**Exercise objective**
Answer with one number: how many lines hold the string "ликвидации".

**Records for the task**
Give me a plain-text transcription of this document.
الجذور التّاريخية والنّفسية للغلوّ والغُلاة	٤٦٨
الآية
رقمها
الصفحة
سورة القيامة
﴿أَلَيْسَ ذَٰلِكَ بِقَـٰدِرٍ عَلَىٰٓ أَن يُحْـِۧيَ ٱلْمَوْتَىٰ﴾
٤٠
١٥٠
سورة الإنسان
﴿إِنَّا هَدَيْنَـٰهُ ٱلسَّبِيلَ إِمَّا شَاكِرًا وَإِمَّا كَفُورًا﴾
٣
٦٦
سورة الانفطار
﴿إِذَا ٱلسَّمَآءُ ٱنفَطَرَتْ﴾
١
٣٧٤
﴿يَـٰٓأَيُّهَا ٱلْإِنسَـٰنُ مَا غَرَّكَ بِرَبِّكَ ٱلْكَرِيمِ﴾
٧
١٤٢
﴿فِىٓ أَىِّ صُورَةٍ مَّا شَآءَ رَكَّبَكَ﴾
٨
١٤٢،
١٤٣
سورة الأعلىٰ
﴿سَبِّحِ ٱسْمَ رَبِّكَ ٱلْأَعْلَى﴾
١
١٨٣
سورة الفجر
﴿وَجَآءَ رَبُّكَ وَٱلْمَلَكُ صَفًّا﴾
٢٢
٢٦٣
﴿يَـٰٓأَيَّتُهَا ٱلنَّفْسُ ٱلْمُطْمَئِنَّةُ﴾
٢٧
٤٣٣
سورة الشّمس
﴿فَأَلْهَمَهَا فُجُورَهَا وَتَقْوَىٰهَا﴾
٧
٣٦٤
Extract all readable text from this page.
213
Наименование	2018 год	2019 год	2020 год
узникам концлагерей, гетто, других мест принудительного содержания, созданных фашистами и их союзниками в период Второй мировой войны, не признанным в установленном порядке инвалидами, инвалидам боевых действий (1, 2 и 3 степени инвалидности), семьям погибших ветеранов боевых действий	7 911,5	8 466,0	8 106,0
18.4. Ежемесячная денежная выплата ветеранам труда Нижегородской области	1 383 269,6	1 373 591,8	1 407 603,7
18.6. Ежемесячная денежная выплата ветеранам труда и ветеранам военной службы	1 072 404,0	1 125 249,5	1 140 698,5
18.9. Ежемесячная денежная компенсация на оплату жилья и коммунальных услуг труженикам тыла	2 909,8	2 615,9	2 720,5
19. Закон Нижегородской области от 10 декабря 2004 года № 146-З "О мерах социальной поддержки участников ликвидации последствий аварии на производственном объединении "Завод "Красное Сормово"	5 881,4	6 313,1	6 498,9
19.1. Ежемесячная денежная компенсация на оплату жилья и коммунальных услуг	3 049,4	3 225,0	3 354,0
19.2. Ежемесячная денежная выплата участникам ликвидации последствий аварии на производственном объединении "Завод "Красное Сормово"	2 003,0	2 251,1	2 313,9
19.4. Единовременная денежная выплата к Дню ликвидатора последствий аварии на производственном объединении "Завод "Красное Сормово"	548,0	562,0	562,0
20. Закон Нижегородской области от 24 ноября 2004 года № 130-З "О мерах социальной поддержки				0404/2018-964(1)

**Response below**
2